# Goal
Count how many lines hold the word "Cantidad" and give that number as the whole answer.

Begin Provided data

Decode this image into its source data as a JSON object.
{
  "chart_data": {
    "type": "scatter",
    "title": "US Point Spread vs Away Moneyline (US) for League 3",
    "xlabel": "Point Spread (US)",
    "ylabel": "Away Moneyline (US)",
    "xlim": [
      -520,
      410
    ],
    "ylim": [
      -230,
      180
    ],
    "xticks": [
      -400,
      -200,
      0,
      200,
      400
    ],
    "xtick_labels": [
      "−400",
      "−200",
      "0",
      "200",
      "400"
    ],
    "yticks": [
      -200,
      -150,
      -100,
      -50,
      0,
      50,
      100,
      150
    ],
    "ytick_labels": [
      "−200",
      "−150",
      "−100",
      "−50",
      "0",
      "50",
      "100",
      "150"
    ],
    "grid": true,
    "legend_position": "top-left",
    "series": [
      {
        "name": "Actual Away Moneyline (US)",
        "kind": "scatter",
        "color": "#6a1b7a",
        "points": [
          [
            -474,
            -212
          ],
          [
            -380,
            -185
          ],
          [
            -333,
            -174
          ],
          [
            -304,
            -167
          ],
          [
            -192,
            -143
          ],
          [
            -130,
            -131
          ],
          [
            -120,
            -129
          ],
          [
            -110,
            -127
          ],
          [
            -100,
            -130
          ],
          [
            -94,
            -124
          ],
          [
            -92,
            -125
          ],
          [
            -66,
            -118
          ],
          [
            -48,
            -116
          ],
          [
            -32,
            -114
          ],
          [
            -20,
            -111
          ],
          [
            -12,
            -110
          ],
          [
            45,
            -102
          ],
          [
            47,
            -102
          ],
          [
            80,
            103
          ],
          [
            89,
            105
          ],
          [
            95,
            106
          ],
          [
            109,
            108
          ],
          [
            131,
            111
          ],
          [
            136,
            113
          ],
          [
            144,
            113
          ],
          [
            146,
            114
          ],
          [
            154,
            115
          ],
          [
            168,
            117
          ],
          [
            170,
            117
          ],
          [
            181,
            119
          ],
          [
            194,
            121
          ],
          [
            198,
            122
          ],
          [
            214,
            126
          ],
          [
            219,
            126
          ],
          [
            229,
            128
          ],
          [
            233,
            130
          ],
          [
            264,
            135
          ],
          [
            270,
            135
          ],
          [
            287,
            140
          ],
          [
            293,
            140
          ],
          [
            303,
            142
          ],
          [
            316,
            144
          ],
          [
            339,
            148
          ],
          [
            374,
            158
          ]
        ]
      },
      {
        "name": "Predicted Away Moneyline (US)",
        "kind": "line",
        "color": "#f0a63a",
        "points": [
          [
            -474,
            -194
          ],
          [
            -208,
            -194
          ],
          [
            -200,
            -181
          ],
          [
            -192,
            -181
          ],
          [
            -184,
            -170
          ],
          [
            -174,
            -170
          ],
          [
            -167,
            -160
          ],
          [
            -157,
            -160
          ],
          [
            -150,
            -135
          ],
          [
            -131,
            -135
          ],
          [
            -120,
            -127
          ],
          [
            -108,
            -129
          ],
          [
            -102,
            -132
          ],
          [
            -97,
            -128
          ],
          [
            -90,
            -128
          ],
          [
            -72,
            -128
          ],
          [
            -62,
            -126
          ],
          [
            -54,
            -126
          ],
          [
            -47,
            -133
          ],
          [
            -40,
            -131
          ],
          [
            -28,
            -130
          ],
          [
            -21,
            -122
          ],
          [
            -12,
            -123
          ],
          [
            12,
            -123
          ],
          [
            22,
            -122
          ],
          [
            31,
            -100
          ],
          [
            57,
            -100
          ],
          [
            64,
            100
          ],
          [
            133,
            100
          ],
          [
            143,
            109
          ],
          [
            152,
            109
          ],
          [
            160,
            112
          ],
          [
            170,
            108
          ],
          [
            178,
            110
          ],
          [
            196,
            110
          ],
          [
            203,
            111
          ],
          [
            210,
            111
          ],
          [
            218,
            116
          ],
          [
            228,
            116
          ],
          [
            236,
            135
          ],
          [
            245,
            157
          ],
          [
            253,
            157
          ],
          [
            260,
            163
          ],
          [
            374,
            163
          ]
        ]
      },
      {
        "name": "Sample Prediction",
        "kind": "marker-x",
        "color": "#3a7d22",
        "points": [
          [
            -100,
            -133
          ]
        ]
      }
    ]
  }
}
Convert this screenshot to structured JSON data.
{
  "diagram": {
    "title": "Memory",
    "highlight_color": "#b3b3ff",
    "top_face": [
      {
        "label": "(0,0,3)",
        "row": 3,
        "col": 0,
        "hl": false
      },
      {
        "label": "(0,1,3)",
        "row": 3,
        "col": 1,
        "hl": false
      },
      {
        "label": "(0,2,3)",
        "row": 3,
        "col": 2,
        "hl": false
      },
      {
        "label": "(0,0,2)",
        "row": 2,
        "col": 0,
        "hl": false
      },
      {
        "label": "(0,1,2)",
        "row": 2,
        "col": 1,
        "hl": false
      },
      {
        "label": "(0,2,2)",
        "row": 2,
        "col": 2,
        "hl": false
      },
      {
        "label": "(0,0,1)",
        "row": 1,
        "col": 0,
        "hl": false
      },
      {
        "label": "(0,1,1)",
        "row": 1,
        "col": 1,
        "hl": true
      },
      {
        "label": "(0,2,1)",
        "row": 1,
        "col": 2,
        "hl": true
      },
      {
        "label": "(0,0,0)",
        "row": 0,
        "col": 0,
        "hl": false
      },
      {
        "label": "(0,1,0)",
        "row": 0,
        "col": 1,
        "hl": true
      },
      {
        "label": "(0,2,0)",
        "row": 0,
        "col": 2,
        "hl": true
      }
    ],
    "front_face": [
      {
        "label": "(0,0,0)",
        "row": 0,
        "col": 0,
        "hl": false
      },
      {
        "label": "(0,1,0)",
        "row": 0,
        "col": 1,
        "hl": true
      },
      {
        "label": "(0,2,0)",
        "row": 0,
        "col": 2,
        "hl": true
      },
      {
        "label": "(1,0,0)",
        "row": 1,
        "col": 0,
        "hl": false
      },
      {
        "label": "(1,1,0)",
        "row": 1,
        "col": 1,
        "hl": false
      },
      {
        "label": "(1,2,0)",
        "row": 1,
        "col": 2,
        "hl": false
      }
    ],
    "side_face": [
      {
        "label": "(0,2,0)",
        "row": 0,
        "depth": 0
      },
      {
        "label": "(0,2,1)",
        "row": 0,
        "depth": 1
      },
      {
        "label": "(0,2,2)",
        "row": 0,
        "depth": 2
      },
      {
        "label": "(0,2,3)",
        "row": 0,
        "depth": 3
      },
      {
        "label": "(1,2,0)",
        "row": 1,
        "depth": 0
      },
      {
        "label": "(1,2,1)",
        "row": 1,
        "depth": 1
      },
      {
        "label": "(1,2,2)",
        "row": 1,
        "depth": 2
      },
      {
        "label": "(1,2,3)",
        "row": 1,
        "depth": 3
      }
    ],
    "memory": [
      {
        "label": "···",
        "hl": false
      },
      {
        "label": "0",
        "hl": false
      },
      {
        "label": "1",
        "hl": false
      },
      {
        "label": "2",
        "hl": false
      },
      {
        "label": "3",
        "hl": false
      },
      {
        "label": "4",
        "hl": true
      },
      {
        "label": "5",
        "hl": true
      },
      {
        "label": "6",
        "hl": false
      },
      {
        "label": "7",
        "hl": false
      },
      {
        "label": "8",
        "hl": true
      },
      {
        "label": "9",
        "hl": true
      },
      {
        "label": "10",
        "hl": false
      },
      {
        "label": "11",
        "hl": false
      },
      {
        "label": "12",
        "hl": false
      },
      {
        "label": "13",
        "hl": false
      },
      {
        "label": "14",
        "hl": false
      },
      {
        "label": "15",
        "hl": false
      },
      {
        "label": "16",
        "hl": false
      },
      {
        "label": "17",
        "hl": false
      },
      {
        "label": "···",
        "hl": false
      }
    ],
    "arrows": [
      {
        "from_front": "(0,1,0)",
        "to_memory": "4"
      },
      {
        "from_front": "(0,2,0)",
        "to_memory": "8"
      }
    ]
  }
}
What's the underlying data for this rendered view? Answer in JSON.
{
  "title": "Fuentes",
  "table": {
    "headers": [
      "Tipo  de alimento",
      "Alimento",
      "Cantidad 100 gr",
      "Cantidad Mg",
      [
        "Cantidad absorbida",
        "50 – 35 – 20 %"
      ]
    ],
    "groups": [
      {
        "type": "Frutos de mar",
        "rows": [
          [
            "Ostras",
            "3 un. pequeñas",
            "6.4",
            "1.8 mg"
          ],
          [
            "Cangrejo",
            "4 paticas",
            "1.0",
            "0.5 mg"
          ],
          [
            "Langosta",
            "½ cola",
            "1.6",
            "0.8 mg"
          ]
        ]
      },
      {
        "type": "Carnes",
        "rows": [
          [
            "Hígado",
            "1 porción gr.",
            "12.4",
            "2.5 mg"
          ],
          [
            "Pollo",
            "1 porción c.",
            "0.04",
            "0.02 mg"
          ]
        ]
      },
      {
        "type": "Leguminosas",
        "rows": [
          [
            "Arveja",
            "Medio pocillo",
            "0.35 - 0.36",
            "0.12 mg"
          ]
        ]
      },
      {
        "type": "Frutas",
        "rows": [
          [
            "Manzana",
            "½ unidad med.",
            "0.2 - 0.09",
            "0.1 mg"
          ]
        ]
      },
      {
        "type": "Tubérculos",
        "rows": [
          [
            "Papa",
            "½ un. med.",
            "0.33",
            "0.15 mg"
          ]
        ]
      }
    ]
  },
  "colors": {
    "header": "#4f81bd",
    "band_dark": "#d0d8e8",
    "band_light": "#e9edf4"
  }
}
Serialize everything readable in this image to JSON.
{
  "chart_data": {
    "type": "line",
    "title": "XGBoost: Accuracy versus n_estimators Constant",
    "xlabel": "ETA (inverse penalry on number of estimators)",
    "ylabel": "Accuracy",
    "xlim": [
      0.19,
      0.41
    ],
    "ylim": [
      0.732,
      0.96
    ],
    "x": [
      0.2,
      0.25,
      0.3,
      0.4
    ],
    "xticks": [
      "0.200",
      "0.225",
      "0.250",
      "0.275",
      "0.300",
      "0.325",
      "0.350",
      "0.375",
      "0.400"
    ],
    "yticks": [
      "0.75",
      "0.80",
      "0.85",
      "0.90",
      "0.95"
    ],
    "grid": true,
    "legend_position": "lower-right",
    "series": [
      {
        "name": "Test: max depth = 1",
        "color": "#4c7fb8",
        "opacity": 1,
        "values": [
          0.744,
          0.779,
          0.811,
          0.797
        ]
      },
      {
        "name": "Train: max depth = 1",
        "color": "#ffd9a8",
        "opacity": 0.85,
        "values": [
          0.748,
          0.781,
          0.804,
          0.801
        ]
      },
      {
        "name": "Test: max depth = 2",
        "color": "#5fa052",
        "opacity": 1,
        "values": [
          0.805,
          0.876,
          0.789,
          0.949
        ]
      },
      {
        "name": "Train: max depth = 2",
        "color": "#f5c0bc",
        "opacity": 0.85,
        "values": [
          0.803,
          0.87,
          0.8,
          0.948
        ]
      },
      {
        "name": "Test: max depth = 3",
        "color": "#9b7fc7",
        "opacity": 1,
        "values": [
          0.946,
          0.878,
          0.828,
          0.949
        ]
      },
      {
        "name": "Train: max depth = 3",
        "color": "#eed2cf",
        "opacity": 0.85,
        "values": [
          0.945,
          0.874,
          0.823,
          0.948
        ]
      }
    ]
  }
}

End Provided data

# In response
3